Turn the entries below into a Markdown table with two columns, Row and Line. Number each line in the Row column, put its text in the Line column, and leave out any blank lines.

(Data entries)
'''

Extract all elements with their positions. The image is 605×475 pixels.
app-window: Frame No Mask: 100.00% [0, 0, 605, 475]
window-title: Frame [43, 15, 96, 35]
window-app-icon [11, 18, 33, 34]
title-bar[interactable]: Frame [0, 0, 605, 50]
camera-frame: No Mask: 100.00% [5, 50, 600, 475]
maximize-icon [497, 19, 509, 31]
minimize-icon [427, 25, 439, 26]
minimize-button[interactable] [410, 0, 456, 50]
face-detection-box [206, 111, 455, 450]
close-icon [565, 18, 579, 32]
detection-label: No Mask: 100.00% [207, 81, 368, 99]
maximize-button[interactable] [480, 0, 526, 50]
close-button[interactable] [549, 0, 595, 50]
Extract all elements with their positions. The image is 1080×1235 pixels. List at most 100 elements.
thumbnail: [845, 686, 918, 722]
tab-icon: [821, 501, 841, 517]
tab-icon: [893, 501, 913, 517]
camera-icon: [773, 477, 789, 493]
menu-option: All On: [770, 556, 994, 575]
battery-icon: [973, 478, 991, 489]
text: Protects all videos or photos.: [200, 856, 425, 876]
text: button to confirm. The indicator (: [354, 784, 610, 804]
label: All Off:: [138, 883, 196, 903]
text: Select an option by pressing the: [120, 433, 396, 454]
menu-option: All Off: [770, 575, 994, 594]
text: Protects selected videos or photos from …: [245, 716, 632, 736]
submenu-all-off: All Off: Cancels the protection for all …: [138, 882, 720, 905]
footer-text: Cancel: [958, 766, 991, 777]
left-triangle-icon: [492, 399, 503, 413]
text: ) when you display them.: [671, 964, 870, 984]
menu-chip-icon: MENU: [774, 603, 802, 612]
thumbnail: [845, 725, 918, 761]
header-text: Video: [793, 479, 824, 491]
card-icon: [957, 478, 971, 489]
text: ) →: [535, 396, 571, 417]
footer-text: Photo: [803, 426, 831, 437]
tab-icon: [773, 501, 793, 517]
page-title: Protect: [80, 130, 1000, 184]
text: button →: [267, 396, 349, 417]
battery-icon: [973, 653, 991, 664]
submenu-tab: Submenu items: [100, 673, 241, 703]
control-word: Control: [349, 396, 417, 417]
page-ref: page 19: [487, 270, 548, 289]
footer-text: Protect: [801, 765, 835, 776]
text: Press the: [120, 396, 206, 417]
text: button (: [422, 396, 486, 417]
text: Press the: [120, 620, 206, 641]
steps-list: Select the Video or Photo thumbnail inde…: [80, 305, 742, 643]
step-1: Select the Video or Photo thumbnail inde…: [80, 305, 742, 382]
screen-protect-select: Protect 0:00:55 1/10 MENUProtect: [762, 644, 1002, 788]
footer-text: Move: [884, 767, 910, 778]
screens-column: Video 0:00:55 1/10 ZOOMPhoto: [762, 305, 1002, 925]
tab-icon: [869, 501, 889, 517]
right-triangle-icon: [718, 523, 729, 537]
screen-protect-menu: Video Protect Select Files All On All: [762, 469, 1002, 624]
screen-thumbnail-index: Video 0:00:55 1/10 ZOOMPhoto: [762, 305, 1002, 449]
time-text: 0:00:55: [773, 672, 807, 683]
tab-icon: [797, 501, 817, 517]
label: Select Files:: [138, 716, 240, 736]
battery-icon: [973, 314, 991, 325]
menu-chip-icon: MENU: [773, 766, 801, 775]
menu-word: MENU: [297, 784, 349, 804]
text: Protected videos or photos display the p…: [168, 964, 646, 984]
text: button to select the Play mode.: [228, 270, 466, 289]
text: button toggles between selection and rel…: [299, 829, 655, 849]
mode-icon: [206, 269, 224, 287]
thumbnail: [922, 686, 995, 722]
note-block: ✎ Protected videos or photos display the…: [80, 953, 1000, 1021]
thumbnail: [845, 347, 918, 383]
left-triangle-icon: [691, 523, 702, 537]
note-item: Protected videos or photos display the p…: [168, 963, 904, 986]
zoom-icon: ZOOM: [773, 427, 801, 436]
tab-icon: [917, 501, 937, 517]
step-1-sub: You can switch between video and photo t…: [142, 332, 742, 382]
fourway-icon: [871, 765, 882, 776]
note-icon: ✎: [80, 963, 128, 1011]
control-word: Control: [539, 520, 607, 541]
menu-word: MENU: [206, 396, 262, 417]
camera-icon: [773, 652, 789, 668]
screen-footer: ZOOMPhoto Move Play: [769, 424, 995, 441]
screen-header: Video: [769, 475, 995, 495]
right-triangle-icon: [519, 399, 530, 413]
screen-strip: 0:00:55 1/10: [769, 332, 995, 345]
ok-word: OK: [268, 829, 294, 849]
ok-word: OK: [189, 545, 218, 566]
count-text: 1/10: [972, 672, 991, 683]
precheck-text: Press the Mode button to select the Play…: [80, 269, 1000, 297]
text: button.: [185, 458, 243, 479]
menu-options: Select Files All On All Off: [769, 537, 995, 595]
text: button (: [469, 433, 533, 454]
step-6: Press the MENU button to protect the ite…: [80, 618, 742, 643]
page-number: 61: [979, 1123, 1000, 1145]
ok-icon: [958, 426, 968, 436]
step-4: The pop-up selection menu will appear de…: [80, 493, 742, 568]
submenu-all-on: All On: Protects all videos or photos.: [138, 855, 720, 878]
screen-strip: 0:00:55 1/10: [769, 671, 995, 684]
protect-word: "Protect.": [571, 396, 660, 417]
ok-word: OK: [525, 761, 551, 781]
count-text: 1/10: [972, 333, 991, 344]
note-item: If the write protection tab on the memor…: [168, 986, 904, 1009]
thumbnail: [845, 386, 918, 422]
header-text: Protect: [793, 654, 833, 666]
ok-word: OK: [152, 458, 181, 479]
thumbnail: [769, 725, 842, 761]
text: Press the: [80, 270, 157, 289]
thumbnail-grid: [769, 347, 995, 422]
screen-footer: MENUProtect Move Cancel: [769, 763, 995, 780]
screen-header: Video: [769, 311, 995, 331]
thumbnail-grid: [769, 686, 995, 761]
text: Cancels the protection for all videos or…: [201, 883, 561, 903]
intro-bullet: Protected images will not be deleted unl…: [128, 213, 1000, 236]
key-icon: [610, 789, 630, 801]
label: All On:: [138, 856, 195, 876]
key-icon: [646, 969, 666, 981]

'''

* Exercise result
| Row | Line |
|---|---|
| 1 | Extract all elements with their positions. The image is 605×475 pixels. |
| 2 | app-window: Frame No Mask: 100.00% [0, 0, 605, 475] |
| 3 | window-title: Frame [43, 15, 96, 35] |
| 4 | window-app-icon [11, 18, 33, 34] |
| 5 | title-bar[interactable]: Frame [0, 0, 605, 50] |
| 6 | camera-frame: No Mask: 100.00% [5, 50, 600, 475] |
| 7 | maximize-icon [497, 19, 509, 31] |
| 8 | minimize-icon [427, 25, 439, 26] |
| 9 | minimize-button[interactable] [410, 0, 456, 50] |
| 10 | face-detection-box [206, 111, 455, 450] |
| 11 | close-icon [565, 18, 579, 32] |
| 12 | detection-label: No Mask: 100.00% [207, 81, 368, 99] |
| 13 | maximize-button[interactable] [480, 0, 526, 50] |
| 14 | close-button[interactable] [549, 0, 595, 50] |
| 15 | Extract all elements with their positions. The image is 1080×1235 pixels. List at most 100 elements. |
| 16 | thumbnail: [845, 686, 918, 722] |
| 17 | tab-icon: [821, 501, 841, 517] |
| 18 | tab-icon: [893, 501, 913, 517] |
| 19 | camera-icon: [773, 477, 789, 493] |
| 20 | menu-option: All On: [770, 556, 994, 575] |
| 21 | battery-icon: [973, 478, 991, 489] |
| 22 | text: Protects all videos or photos.: [200, 856, 425, 876] |
| 23 | text: button to confirm. The indicator (: [354, 784, 610, 804] |
| 24 | label: All Off:: [138, 883, 196, 903] |
| 25 | text: Select an option by pressing the: [120, 433, 396, 454] |
| 26 | menu-option: All Off: [770, 575, 994, 594] |
| 27 | text: Protects selected videos or photos from …: [245, 716, 632, 736] |
| 28 | submenu-all-off: All Off: Cancels the protection for all …: [138, 882, 720, 905] |
| 29 | footer-text: Cancel: [958, 766, 991, 777] |
| 30 | left-triangle-icon: [492, 399, 503, 413] |
| 31 | text: ) when you display them.: [671, 964, 870, 984] |
| 32 | menu-chip-icon: MENU: [774, 603, 802, 612] |
| 33 | thumbnail: [845, 725, 918, 761] |
| 34 | header-text: Video: [793, 479, 824, 491] |
| 35 | card-icon: [957, 478, 971, 489] |
| 36 | text: ) →: [535, 396, 571, 417] |
| 37 | footer-text: Photo: [803, 426, 831, 437] |
| 38 | tab-icon: [773, 501, 793, 517] |
| 39 | page-title: Protect: [80, 130, 1000, 184] |
| 40 | text: button →: [267, 396, 349, 417] |
| 41 | battery-icon: [973, 653, 991, 664] |
| 42 | submenu-tab: Submenu items: [100, 673, 241, 703] |
| 43 | control-word: Control: [349, 396, 417, 417] |
| 44 | page-ref: page 19: [487, 270, 548, 289] |
| 45 | footer-text: Protect: [801, 765, 835, 776] |
| 46 | text: Press the: [120, 396, 206, 417] |
| 47 | text: button (: [422, 396, 486, 417] |
| 48 | text: Press the: [120, 620, 206, 641] |
| 49 | steps-list: Select the Video or Photo thumbnail inde…: [80, 305, 742, 643] |
| 50 | step-1: Select the Video or Photo thumbnail inde…: [80, 305, 742, 382] |
| 51 | screen-protect-select: Protect 0:00:55 1/10 MENUProtect: [762, 644, 1002, 788] |
| 52 | footer-text: Move: [884, 767, 910, 778] |
| 53 | screens-column: Video 0:00:55 1/10 ZOOMPhoto: [762, 305, 1002, 925] |
| 54 | tab-icon: [869, 501, 889, 517] |
| 55 | right-triangle-icon: [718, 523, 729, 537] |
| 56 | screen-protect-menu: Video Protect Select Files All On All: [762, 469, 1002, 624] |
| 57 | screen-thumbnail-index: Video 0:00:55 1/10 ZOOMPhoto: [762, 305, 1002, 449] |
| 58 | time-text: 0:00:55: [773, 672, 807, 683] |
| 59 | tab-icon: [797, 501, 817, 517] |
| 60 | label: Select Files:: [138, 716, 240, 736] |
| 61 | battery-icon: [973, 314, 991, 325] |
| 62 | menu-chip-icon: MENU: [773, 766, 801, 775] |
| 63 | menu-word: MENU: [297, 784, 349, 804] |
| 64 | text: Protected videos or photos display the p…: [168, 964, 646, 984] |
| 65 | text: button to select the Play mode.: [228, 270, 466, 289] |
| 66 | text: button toggles between selection and rel…: [299, 829, 655, 849] |
| 67 | mode-icon: [206, 269, 224, 287] |
| 68 | thumbnail: [922, 686, 995, 722] |
| 69 | note-block: ✎ Protected videos or photos display the…: [80, 953, 1000, 1021] |
| 70 | thumbnail: [845, 347, 918, 383] |
| 71 | left-triangle-icon: [691, 523, 702, 537] |
| 72 | note-item: Protected videos or photos display the p…: [168, 963, 904, 986] |
| 73 | zoom-icon: ZOOM: [773, 427, 801, 436] |
| 74 | tab-icon: [917, 501, 937, 517] |
| 75 | step-1-sub: You can switch between video and photo t…: [142, 332, 742, 382] |
| 76 | fourway-icon: [871, 765, 882, 776] |
| 77 | note-icon: ✎: [80, 963, 128, 1011] |
| 78 | control-word: Control: [539, 520, 607, 541] |
| 79 | menu-word: MENU: [206, 396, 262, 417] |
| 80 | camera-icon: [773, 652, 789, 668] |
| 81 | screen-footer: ZOOMPhoto Move Play: [769, 424, 995, 441] |
| 82 | screen-header: Video: [769, 475, 995, 495] |
| 83 | right-triangle-icon: [519, 399, 530, 413] |
| 84 | screen-strip: 0:00:55 1/10: [769, 332, 995, 345] |
| 85 | ok-word: OK: [268, 829, 294, 849] |
| 86 | ok-word: OK: [189, 545, 218, 566] |
| 87 | count-text: 1/10: [972, 672, 991, 683] |
| 88 | precheck-text: Press the Mode button to select the Play…: [80, 269, 1000, 297] |
| 89 | text: button.: [185, 458, 243, 479] |
| 90 | menu-options: Select Files All On All Off: [769, 537, 995, 595] |
| 91 | text: button (: [469, 433, 533, 454] |
| 92 | step-6: Press the MENU button to protect the ite…: [80, 618, 742, 643] |
| 93 | page-number: 61: [979, 1123, 1000, 1145] |
| 94 | ok-icon: [958, 426, 968, 436] |
| 95 | step-4: The pop-up selection menu will appear de…: [80, 493, 742, 568] |
| 96 | submenu-all-on: All On: Protects all videos or photos.: [138, 855, 720, 878] |
| 97 | screen-strip: 0:00:55 1/10: [769, 671, 995, 684] |
| 98 | protect-word: "Protect.": [571, 396, 660, 417] |
| 99 | ok-word: OK: [525, 761, 551, 781] |
| 100 | count-text: 1/10: [972, 333, 991, 344] |
| 101 | note-item: If the write protection tab on the memor…: [168, 986, 904, 1009] |
| 102 | thumbnail: [845, 386, 918, 422] |
| 103 | header-text: Protect: [793, 654, 833, 666] |
| 104 | ok-word: OK: [152, 458, 181, 479] |
| 105 | thumbnail: [769, 725, 842, 761] |
| 106 | text: Press the: [80, 270, 157, 289] |
| 107 | thumbnail-grid: [769, 347, 995, 422] |
| 108 | screen-footer: MENUProtect Move Cancel: [769, 763, 995, 780] |
| 109 | screen-header: Video: [769, 311, 995, 331] |
| 110 | thumbnail-grid: [769, 686, 995, 761] |
| 111 | text: Cancels the protection for all videos or…: [201, 883, 561, 903] |
| 112 | intro-bullet: Protected images will not be deleted unl…: [128, 213, 1000, 236] |
| 113 | key-icon: [610, 789, 630, 801] |
| 114 | label: All On:: [138, 856, 195, 876] |
| 115 | key-icon: [646, 969, 666, 981] |